* **設問 A**
次の記述 (i)〜(iii) のそれぞれが原文の内容と一致するかどうかを「はい」または「いいえ」で答え、判断の根拠となる原文の語句を正確に引用してください。(i) エチレン尿素の配合量は、樹脂混合物(A)100質量部に対して0.1〜10質量部である。(ii) 気温が高くなる夏にレジンコンクリートを用いると、硬化時間が長くなる。(iii) 硬化剤の量を少なくすると、レジンコンクリートの耐薬品性および強度が向上する。

* **原文**

-*-*-

説明

レジンコンクリート樹脂組成物

【課題】硬化性を低下させることなく可使時間を確保することができ、さらにタレ防止性に優れたレジンコンクリート樹脂組成物を提供すること。
【解決手段】ラジカル硬化性樹脂と反応性単量体とからなる樹脂混合物(A)およびエチレン尿素(B)からなるレジンコンクリート樹脂組成物であって、該樹脂混合物(A)100質量部に対して、該エチレン尿素は0.1〜10質量部でなるレジンコンクリート樹脂組成物。

【発明の詳細な説明】
【技術分野】
【0001】
本発明は、作業性およびタレ防止性に優れたレジンコンクリート樹脂組成物に関する。
【背景技術】
【0002】
反応性樹脂と反応性単量体とを含む樹脂混合物を硬化剤で硬化させて得られるレジンコンクリートは、耐薬品性に優れ、強靭な硬化物を形成することが知られている。
【0003】
しかし、例えば、気温が高くなる夏にレジンコンクリートを用いると、硬化時間が短くなり、塗布面を仕上げる作業時間(可使時間)を確保できない問題がある。可使時間を確保するために硬化剤の量を少なくすると、レジンコンクリートの耐薬品性および強度が低下する問題がある。したがって、硬化剤の量を一定以上減らすことはできない。

-*-*-

* **提供データ**
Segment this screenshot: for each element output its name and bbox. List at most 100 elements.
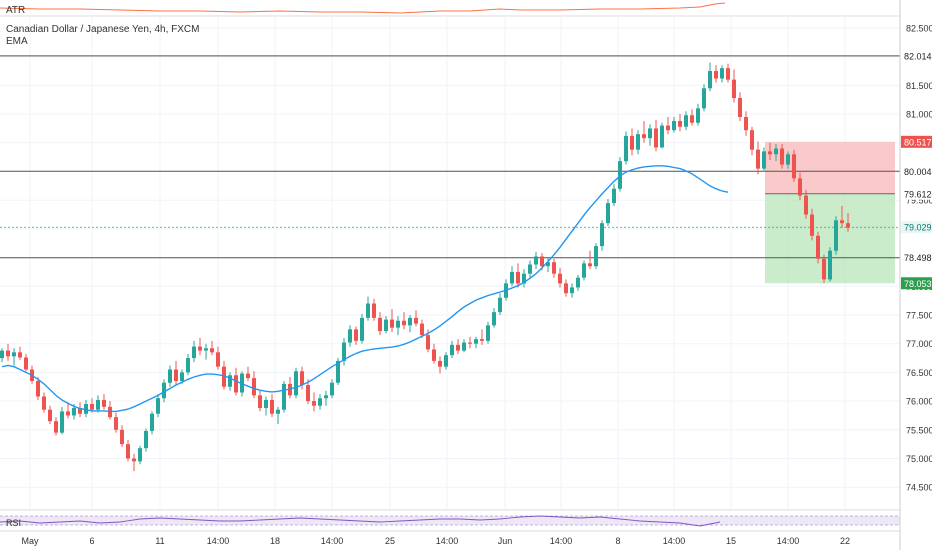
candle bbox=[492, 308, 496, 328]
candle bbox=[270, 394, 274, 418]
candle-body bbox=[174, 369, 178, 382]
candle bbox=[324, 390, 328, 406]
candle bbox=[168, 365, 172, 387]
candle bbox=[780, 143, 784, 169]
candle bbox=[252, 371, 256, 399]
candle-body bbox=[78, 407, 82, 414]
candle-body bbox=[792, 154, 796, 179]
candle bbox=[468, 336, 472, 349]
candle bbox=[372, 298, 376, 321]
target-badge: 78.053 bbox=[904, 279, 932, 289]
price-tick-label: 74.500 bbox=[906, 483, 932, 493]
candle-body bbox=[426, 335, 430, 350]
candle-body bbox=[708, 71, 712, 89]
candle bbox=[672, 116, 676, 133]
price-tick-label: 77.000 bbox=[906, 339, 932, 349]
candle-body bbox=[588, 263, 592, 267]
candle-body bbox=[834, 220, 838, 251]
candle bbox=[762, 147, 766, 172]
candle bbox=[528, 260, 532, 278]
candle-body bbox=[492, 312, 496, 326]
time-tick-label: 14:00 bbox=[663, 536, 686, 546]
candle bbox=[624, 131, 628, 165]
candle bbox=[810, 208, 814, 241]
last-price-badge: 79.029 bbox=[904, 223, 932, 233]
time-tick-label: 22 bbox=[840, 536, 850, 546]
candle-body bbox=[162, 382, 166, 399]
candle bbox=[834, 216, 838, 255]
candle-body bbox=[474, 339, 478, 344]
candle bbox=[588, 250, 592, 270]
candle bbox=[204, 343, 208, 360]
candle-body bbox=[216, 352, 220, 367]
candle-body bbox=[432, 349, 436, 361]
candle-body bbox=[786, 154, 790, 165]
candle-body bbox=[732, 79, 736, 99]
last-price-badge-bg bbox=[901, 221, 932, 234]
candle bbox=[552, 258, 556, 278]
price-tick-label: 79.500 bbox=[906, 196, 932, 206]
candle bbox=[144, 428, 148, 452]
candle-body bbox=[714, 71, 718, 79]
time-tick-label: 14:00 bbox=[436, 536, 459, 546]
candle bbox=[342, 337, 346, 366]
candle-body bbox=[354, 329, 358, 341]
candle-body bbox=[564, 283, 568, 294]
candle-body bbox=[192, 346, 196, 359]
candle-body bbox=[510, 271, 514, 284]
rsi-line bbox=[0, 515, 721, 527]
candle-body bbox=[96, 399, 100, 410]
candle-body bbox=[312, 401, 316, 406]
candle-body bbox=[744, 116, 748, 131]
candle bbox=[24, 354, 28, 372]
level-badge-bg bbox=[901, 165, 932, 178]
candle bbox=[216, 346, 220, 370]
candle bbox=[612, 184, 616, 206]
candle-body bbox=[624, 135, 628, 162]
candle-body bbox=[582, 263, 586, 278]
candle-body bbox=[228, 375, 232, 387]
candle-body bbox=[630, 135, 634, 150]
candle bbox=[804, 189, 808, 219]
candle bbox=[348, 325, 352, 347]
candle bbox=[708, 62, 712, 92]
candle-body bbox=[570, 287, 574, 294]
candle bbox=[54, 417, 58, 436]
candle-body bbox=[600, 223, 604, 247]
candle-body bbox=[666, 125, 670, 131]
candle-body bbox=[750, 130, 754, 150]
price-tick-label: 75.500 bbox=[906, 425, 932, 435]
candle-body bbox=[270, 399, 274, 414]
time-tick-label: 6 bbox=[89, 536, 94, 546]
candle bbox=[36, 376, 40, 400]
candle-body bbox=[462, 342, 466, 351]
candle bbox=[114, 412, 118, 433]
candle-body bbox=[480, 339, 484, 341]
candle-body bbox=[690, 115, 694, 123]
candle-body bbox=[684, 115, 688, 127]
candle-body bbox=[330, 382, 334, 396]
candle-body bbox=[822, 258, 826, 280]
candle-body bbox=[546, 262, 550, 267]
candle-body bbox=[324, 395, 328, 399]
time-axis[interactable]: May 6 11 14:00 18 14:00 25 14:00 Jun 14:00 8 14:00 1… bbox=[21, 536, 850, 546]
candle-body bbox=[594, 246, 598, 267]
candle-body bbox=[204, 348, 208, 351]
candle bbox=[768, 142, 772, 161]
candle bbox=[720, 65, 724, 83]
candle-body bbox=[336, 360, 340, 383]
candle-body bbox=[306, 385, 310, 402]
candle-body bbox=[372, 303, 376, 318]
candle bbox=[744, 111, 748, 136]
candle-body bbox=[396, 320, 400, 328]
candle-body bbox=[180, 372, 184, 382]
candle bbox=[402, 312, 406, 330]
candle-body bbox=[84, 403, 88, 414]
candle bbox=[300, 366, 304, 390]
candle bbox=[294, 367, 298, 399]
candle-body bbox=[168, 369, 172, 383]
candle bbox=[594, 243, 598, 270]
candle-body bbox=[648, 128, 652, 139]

-*-*-

* **設問 B**
エントリの各行を、"candle bbox=[492, 308, 496, 328]" を含む行から書き始め、"candle-body bbox=[582, 263, 586, 278]" を含む行まで一字一句変えずに書き記してください。始めと終わりの行も含めてください。

* **解答 A**
(i) はい。「該樹脂混合物(A)100質量部に対して、該エチレン尿素は0.1〜10質量部でなる」
(ii) いいえ。「気温が高くなる夏にレジンコンクリートを用いると、硬化時間が短くなり」
(iii) いいえ。「硬化剤の量を少なくすると、レジンコンクリートの耐薬品性および強度が低下する問題がある」

* **解答 B**
candle bbox=[492, 308, 496, 328]
candle bbox=[270, 394, 274, 418]
candle-body bbox=[174, 369, 178, 382]
candle bbox=[324, 390, 328, 406]
candle bbox=[168, 365, 172, 387]
candle bbox=[780, 143, 784, 169]
candle bbox=[252, 371, 256, 399]
candle-body bbox=[78, 407, 82, 414]
candle-body bbox=[792, 154, 796, 179]
candle bbox=[468, 336, 472, 349]
candle bbox=[372, 298, 376, 321]
target-badge: 78.053 bbox=[904, 279, 932, 289]
price-tick-label: 74.500 bbox=[906, 483, 932, 493]
candle-body bbox=[426, 335, 430, 350]
candle-body bbox=[708, 71, 712, 89]
candle bbox=[672, 116, 676, 133]
price-tick-label: 77.000 bbox=[906, 339, 932, 349]
candle-body bbox=[588, 263, 592, 267]
candle-body bbox=[834, 220, 838, 251]
candle bbox=[762, 147, 766, 172]
candle bbox=[528, 260, 532, 278]
candle-body bbox=[492, 312, 496, 326]
time-tick-label: 14:00 bbox=[663, 536, 686, 546]
candle bbox=[624, 131, 628, 165]
candle bbox=[810, 208, 814, 241]
last-price-badge: 79.029 bbox=[904, 223, 932, 233]
time-tick-label: 22 bbox=[840, 536, 850, 546]
candle-body bbox=[162, 382, 166, 399]
candle bbox=[834, 216, 838, 255]
candle-body bbox=[474, 339, 478, 344]
candle bbox=[588, 250, 592, 270]
candle bbox=[204, 343, 208, 360]
candle-body bbox=[216, 352, 220, 367]
candle-body bbox=[432, 349, 436, 361]
candle-body bbox=[786, 154, 790, 165]
candle-body bbox=[732, 79, 736, 99]
last-price-badge-bg bbox=[901, 221, 932, 234]
candle bbox=[552, 258, 556, 278]
price-tick-label: 79.500 bbox=[906, 196, 932, 206]
candle bbox=[144, 428, 148, 452]
candle-body bbox=[714, 71, 718, 79]
time-tick-label: 14:00 bbox=[436, 536, 459, 546]
candle bbox=[342, 337, 346, 366]
candle-body bbox=[354, 329, 358, 341]
candle-body bbox=[564, 283, 568, 294]
candle-body bbox=[192, 346, 196, 359]
candle-body bbox=[510, 271, 514, 284]
rsi-line bbox=[0, 515, 721, 527]
candle-body bbox=[96, 399, 100, 410]
candle-body bbox=[312, 401, 316, 406]
candle-body bbox=[744, 116, 748, 131]
candle bbox=[24, 354, 28, 372]
level-badge-bg bbox=[901, 165, 932, 178]
candle bbox=[216, 346, 220, 370]
candle bbox=[612, 184, 616, 206]
candle-body bbox=[624, 135, 628, 162]
candle-body bbox=[582, 263, 586, 278]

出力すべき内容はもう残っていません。